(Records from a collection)

= = = = = = =

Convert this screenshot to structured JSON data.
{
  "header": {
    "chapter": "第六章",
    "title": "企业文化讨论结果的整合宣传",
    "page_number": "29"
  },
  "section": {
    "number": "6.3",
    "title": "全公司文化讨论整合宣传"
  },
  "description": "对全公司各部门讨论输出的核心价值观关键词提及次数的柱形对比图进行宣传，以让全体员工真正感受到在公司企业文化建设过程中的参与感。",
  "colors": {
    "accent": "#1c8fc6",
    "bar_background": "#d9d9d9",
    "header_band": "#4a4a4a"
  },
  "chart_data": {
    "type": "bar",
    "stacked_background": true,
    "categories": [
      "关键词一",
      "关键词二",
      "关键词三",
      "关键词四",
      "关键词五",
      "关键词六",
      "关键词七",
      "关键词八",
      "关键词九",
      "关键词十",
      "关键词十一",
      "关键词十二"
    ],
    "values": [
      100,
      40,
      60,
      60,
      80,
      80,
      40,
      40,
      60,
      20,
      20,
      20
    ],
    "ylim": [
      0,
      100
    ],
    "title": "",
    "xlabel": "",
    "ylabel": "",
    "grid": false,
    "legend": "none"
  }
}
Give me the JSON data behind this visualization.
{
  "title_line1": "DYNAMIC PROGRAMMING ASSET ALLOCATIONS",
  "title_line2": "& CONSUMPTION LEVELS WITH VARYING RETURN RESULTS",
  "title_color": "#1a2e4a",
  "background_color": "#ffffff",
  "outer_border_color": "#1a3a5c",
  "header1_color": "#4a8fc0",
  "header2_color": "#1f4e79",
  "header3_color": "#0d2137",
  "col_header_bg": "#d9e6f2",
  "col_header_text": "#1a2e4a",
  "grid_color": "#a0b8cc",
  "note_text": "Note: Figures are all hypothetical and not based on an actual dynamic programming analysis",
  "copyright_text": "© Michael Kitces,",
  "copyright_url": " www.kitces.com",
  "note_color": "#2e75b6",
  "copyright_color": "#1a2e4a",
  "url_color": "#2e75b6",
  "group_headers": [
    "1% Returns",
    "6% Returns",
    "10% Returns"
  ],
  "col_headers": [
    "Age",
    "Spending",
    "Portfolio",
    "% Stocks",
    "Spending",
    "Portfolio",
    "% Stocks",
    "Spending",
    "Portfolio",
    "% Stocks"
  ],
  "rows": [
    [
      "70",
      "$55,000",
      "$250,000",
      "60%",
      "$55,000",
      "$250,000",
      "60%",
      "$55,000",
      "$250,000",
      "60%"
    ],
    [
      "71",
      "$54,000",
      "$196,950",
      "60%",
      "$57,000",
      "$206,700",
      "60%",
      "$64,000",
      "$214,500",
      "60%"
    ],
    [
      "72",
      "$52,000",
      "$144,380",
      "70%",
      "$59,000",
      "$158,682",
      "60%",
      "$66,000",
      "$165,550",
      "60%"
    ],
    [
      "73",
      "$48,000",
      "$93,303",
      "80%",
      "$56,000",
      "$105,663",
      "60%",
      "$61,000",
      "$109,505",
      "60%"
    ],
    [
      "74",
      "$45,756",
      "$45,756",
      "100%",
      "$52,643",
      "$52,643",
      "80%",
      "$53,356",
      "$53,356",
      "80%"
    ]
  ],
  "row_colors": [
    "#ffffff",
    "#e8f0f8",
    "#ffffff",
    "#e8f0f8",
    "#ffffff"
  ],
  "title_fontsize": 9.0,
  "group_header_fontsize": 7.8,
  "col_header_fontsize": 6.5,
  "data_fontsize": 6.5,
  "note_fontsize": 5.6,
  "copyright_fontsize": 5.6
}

= = = = = = =

AIM OF THE EXERCISE: Say how many lines of the data include the word "JSON". Nothing other than the number should be given.

RESULT BELOW: 2